──────── Dataset records
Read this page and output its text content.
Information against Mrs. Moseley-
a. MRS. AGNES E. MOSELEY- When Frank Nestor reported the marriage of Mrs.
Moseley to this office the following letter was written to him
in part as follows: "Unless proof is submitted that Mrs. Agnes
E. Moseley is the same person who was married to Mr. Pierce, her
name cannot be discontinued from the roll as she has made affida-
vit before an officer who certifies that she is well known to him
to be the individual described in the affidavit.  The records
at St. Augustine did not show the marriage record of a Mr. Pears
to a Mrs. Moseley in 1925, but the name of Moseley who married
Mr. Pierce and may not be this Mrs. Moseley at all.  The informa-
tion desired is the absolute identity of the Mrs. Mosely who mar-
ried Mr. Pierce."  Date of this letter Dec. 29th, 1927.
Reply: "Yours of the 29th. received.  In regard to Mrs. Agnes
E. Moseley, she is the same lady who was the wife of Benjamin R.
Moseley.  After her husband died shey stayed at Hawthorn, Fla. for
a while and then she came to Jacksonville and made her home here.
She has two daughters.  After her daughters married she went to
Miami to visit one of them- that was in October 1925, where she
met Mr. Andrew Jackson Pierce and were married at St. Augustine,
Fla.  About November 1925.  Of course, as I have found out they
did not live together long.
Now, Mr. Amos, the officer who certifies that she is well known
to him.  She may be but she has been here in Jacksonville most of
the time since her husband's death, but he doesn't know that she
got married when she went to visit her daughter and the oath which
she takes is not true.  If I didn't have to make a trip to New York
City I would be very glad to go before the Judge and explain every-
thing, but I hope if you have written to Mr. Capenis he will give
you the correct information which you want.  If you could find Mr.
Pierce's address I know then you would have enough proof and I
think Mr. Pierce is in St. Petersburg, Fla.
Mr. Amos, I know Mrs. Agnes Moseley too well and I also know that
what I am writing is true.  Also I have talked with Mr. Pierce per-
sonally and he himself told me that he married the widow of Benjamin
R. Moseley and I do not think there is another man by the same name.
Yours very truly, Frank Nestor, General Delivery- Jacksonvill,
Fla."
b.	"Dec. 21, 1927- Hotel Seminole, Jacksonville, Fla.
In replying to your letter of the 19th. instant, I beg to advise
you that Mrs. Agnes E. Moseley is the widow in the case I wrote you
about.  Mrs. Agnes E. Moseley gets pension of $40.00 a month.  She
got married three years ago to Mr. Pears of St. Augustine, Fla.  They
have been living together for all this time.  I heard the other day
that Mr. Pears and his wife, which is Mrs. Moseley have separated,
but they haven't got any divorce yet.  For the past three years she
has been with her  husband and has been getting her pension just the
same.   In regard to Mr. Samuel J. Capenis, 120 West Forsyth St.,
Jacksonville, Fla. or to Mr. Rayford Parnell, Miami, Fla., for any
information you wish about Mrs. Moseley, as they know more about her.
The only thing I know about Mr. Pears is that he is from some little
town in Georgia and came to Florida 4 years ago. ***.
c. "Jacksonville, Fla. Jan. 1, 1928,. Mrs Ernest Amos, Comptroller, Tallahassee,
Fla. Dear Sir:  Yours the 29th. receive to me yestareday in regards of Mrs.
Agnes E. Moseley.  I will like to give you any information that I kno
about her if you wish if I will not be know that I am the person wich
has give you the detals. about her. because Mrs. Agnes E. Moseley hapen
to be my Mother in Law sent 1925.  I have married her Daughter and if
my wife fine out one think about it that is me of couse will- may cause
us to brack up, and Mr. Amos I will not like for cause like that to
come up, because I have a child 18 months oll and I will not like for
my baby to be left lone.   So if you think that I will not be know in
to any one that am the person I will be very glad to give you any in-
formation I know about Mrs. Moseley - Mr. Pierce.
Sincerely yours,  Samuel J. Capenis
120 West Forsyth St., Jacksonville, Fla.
────────────────
### Exercise objective
Copy each line holding the word "glad" from the listing above.

### Full solution
City I would be very glad to go before the Judge and explain every-
to any one that am the person I will be very glad to give you any in-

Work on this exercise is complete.